## Exercise instructions
In the entries below, count each line holding the word "this". Answer with the total alone.

[Data entries for graphics]
## BEGIN

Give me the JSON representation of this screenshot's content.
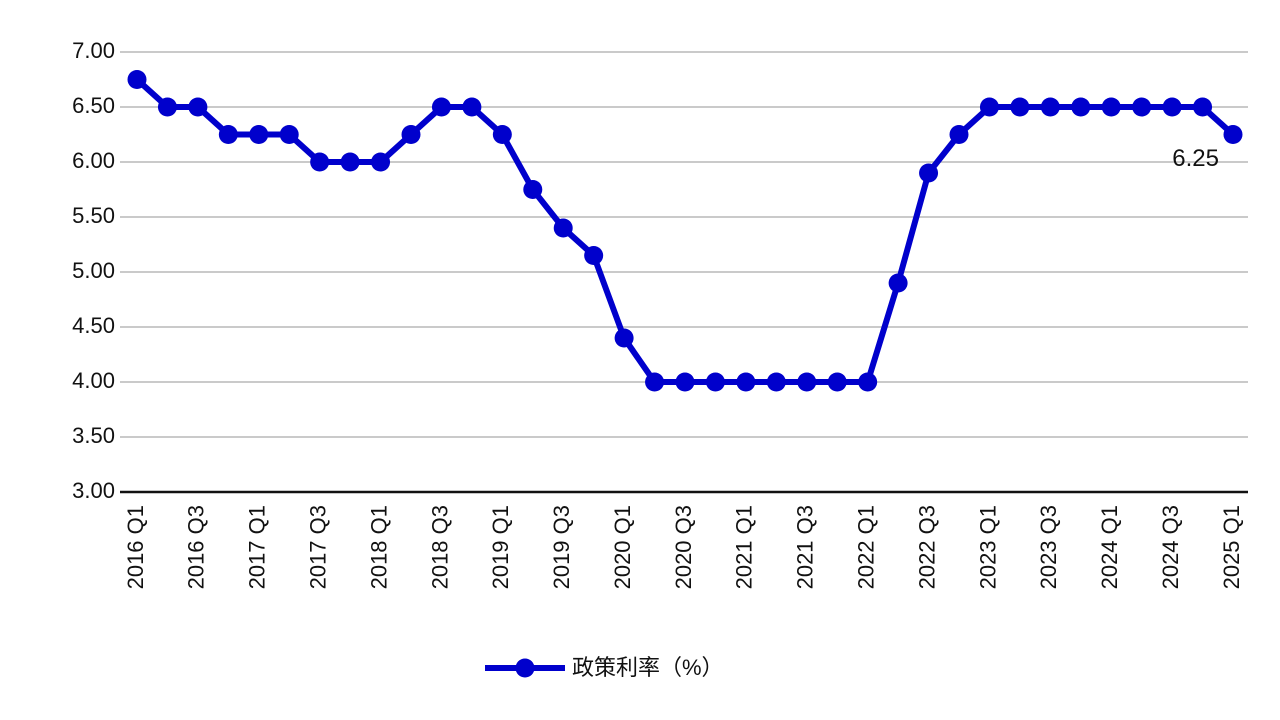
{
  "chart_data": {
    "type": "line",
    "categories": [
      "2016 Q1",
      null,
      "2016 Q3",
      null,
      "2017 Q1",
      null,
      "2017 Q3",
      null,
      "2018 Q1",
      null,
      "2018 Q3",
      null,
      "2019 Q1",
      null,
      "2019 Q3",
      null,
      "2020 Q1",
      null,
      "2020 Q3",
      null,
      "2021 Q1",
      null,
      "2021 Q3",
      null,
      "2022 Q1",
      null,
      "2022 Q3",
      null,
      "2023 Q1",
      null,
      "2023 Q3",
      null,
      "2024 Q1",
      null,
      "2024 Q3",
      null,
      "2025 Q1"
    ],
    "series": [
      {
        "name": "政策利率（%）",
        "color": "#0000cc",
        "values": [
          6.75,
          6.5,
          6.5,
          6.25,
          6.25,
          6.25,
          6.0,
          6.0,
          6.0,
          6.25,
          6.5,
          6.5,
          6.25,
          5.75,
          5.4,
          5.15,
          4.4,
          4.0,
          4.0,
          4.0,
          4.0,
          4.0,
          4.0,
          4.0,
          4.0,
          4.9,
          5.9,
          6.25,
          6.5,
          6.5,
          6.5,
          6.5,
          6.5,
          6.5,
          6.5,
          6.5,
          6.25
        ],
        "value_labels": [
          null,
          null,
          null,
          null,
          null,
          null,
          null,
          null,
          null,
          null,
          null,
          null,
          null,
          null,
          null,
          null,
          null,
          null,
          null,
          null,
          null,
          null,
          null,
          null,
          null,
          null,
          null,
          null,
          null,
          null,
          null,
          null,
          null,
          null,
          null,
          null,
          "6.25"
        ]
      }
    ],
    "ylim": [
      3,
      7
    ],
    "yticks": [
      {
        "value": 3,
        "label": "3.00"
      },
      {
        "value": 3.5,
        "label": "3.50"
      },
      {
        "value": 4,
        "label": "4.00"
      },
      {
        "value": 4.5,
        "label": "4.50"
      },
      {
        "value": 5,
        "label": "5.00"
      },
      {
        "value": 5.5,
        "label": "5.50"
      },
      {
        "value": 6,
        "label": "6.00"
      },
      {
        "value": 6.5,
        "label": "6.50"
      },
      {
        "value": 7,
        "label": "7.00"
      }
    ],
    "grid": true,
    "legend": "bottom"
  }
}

## END
## BEGIN

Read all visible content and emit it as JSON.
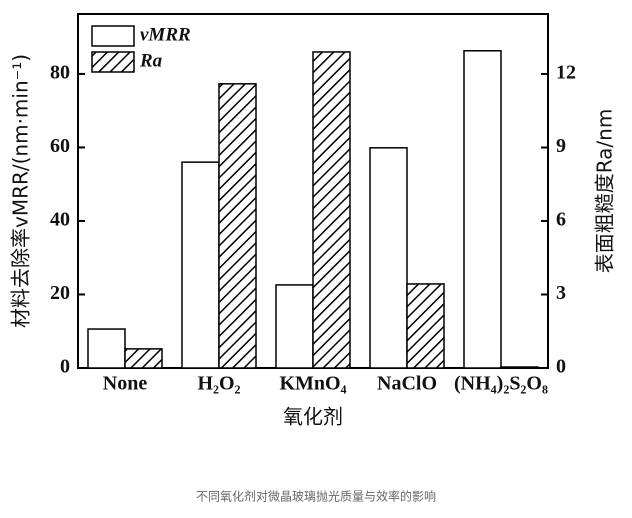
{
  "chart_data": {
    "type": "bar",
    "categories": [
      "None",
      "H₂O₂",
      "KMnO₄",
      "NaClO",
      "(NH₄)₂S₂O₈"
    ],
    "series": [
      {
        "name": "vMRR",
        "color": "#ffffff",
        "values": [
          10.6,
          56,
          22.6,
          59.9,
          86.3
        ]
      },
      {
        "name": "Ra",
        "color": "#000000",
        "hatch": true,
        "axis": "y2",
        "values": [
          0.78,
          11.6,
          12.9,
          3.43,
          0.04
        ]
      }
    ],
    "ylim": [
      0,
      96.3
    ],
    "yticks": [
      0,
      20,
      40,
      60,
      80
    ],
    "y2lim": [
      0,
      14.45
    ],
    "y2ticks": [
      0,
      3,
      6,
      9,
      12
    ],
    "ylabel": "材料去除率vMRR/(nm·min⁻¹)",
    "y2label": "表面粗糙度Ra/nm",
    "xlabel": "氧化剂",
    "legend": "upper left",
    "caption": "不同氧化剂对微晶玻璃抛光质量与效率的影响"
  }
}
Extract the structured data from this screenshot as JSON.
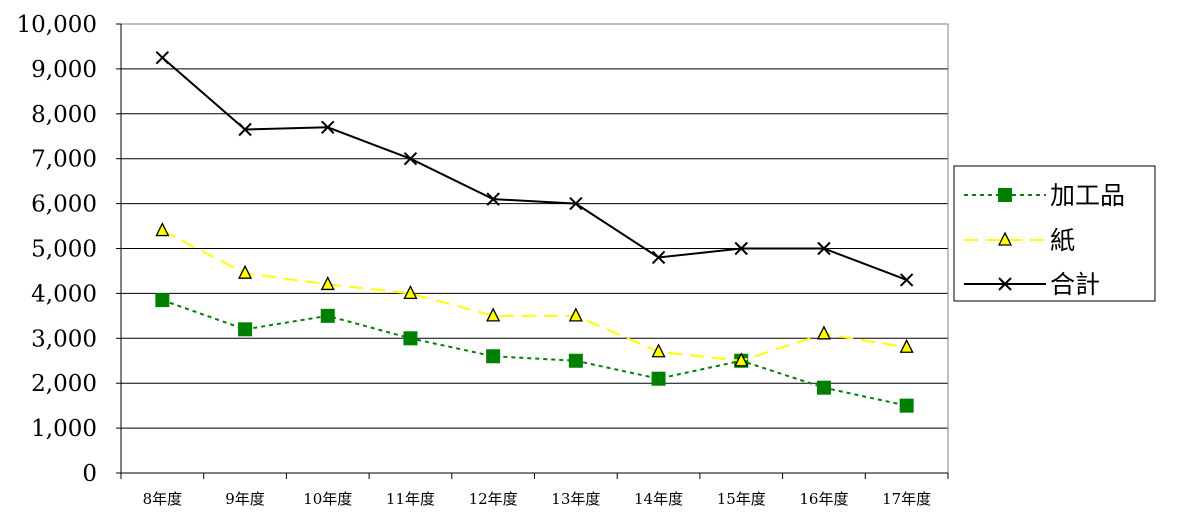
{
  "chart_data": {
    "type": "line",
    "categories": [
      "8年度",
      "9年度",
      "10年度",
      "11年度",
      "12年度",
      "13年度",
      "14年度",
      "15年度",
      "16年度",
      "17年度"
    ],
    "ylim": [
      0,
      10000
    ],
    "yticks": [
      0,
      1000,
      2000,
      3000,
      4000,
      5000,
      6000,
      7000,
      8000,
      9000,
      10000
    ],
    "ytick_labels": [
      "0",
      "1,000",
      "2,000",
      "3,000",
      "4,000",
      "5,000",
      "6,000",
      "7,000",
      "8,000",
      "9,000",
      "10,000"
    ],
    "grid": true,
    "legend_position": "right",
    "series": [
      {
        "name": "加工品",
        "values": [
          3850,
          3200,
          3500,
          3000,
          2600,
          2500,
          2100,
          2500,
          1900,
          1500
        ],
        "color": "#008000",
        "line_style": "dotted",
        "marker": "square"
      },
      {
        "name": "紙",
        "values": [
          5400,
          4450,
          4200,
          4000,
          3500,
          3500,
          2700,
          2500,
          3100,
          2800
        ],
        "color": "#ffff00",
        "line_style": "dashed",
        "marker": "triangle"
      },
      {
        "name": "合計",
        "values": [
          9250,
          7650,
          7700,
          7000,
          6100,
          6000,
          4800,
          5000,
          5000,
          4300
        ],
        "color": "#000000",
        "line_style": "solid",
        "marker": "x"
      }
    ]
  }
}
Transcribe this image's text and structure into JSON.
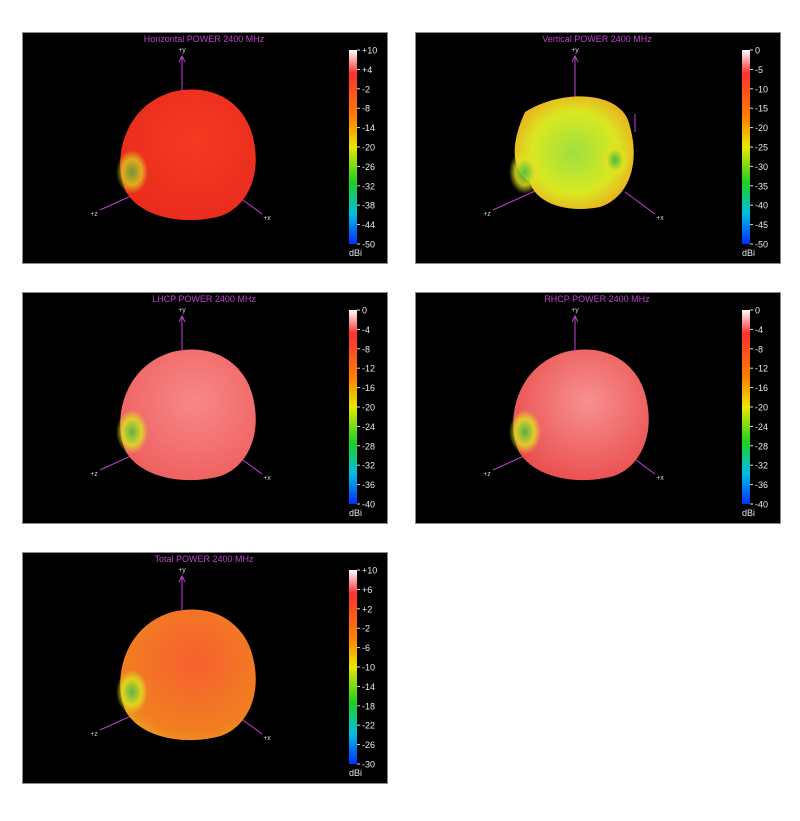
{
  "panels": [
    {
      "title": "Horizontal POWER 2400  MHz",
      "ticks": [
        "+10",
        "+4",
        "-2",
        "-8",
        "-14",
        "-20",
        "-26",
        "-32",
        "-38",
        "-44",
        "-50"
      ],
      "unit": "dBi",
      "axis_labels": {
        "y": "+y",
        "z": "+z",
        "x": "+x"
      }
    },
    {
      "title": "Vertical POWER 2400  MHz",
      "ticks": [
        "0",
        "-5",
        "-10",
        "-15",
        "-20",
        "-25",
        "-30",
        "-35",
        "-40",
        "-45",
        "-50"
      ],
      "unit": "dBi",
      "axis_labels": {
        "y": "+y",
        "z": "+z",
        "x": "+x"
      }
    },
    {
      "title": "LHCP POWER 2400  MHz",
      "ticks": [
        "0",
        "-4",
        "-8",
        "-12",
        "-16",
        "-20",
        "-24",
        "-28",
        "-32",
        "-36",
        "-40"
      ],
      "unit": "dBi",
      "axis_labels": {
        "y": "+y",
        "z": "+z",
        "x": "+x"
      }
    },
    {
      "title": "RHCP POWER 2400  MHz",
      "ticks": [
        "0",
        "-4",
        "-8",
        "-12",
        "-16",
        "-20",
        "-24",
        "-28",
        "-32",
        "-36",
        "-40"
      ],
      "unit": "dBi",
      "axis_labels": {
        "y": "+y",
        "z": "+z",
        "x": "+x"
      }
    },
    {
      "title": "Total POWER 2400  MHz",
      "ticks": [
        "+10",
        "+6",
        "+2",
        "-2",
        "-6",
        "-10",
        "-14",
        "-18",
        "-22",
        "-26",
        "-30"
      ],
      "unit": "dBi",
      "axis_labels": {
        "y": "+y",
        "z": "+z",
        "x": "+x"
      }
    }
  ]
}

## END

## Worked answer
3